(Work to complete): Lay out every line of the material below as a JSON list of strings, one string per line, with blank lines left out.
--- start ---
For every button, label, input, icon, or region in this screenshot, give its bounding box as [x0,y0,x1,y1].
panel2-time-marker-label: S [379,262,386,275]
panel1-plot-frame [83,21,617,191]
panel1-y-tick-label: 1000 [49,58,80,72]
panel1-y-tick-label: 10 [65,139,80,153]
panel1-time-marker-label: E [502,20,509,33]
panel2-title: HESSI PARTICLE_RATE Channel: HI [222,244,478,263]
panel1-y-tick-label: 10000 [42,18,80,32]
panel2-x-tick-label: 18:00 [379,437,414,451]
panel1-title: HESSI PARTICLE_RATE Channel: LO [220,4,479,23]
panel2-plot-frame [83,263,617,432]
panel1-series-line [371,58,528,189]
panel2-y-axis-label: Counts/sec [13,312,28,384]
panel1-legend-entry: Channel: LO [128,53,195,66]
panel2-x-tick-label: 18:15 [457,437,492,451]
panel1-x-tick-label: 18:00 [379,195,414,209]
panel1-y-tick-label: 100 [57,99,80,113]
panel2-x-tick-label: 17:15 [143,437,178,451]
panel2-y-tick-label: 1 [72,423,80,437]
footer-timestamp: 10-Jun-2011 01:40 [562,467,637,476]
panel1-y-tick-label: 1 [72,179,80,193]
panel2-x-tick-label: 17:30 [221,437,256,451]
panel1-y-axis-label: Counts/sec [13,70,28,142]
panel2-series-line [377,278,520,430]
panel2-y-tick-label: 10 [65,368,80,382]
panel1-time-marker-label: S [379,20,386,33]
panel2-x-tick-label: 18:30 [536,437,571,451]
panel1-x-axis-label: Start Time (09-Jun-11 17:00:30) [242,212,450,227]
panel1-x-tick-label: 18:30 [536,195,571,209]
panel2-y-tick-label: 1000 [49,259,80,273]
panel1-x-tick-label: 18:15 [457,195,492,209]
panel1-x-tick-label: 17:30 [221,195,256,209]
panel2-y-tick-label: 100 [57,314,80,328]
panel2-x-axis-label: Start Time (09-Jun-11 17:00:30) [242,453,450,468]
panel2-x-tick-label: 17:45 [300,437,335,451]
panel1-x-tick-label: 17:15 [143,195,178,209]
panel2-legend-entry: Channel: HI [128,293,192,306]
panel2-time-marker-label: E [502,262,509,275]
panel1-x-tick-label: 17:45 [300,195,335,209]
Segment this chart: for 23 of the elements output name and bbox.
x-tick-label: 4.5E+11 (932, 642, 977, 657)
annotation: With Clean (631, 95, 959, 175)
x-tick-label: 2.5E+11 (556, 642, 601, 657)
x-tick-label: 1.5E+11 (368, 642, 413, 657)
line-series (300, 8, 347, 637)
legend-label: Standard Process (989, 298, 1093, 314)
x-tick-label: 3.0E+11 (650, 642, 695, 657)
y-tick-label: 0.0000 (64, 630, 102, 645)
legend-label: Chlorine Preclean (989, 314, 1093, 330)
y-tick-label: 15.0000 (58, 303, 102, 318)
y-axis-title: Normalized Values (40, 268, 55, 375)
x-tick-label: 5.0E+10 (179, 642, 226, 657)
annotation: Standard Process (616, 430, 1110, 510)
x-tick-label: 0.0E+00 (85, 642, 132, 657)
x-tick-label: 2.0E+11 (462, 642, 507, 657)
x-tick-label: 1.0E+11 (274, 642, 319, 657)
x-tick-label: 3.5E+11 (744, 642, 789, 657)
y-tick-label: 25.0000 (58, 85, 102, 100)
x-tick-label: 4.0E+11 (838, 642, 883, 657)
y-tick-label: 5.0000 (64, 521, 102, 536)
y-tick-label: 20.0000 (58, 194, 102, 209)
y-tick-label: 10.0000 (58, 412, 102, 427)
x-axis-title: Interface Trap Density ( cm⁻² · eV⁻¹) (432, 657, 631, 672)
--- end ---
(The response):
[
  "For every button, label, input, icon, or region in this screenshot, give its bounding box as [x0,y0,x1,y1].",
  "panel2-time-marker-label: S [379,262,386,275]",
  "panel1-plot-frame [83,21,617,191]",
  "panel1-y-tick-label: 1000 [49,58,80,72]",
  "panel1-y-tick-label: 10 [65,139,80,153]",
  "panel1-time-marker-label: E [502,20,509,33]",
  "panel2-title: HESSI PARTICLE_RATE Channel: HI [222,244,478,263]",
  "panel1-y-tick-label: 10000 [42,18,80,32]",
  "panel2-x-tick-label: 18:00 [379,437,414,451]",
  "panel1-title: HESSI PARTICLE_RATE Channel: LO [220,4,479,23]",
  "panel2-plot-frame [83,263,617,432]",
  "panel1-series-line [371,58,528,189]",
  "panel2-y-axis-label: Counts/sec [13,312,28,384]",
  "panel1-legend-entry: Channel: LO [128,53,195,66]",
  "panel2-x-tick-label: 18:15 [457,437,492,451]",
  "panel1-x-tick-label: 18:00 [379,195,414,209]",
  "panel1-y-tick-label: 100 [57,99,80,113]",
  "panel2-x-tick-label: 17:15 [143,437,178,451]",
  "panel2-y-tick-label: 1 [72,423,80,437]",
  "footer-timestamp: 10-Jun-2011 01:40 [562,467,637,476]",
  "panel1-y-tick-label: 1 [72,179,80,193]",
  "panel2-x-tick-label: 17:30 [221,437,256,451]",
  "panel1-y-axis-label: Counts/sec [13,70,28,142]",
  "panel2-series-line [377,278,520,430]",
  "panel2-y-tick-label: 10 [65,368,80,382]",
  "panel1-time-marker-label: S [379,20,386,33]",
  "panel2-x-tick-label: 18:30 [536,437,571,451]",
  "panel1-x-axis-label: Start Time (09-Jun-11 17:00:30) [242,212,450,227]",
  "panel1-x-tick-label: 18:30 [536,195,571,209]",
  "panel2-y-tick-label: 1000 [49,259,80,273]",
  "panel1-x-tick-label: 18:15 [457,195,492,209]",
  "panel1-x-tick-label: 17:30 [221,195,256,209]",
  "panel2-y-tick-label: 100 [57,314,80,328]",
  "panel2-x-axis-label: Start Time (09-Jun-11 17:00:30) [242,453,450,468]",
  "panel2-x-tick-label: 17:45 [300,437,335,451]",
  "panel1-x-tick-label: 17:15 [143,195,178,209]",
  "panel2-legend-entry: Channel: HI [128,293,192,306]",
  "panel2-time-marker-label: E [502,262,509,275]",
  "panel1-x-tick-label: 17:45 [300,195,335,209]",
  "Segment this chart: for 23 of the elements output name and bbox.",
  "x-tick-label: 4.5E+11 (932, 642, 977, 657)",
  "annotation: With Clean (631, 95, 959, 175)",
  "x-tick-label: 2.5E+11 (556, 642, 601, 657)",
  "x-tick-label: 1.5E+11 (368, 642, 413, 657)",
  "line-series (300, 8, 347, 637)",
  "legend-label: Standard Process (989, 298, 1093, 314)",
  "x-tick-label: 3.0E+11 (650, 642, 695, 657)",
  "y-tick-label: 0.0000 (64, 630, 102, 645)",
  "legend-label: Chlorine Preclean (989, 314, 1093, 330)",
  "y-tick-label: 15.0000 (58, 303, 102, 318)",
  "y-axis-title: Normalized Values (40, 268, 55, 375)",
  "x-tick-label: 5.0E+10 (179, 642, 226, 657)",
  "annotation: Standard Process (616, 430, 1110, 510)",
  "x-tick-label: 0.0E+00 (85, 642, 132, 657)",
  "x-tick-label: 2.0E+11 (462, 642, 507, 657)",
  "x-tick-label: 1.0E+11 (274, 642, 319, 657)",
  "x-tick-label: 3.5E+11 (744, 642, 789, 657)",
  "y-tick-label: 25.0000 (58, 85, 102, 100)",
  "x-tick-label: 4.0E+11 (838, 642, 883, 657)",
  "y-tick-label: 5.0000 (64, 521, 102, 536)",
  "y-tick-label: 20.0000 (58, 194, 102, 209)",
  "y-tick-label: 10.0000 (58, 412, 102, 427)",
  "x-axis-title: Interface Trap Density ( cm⁻² · eV⁻¹) (432, 657, 631, 672)"
]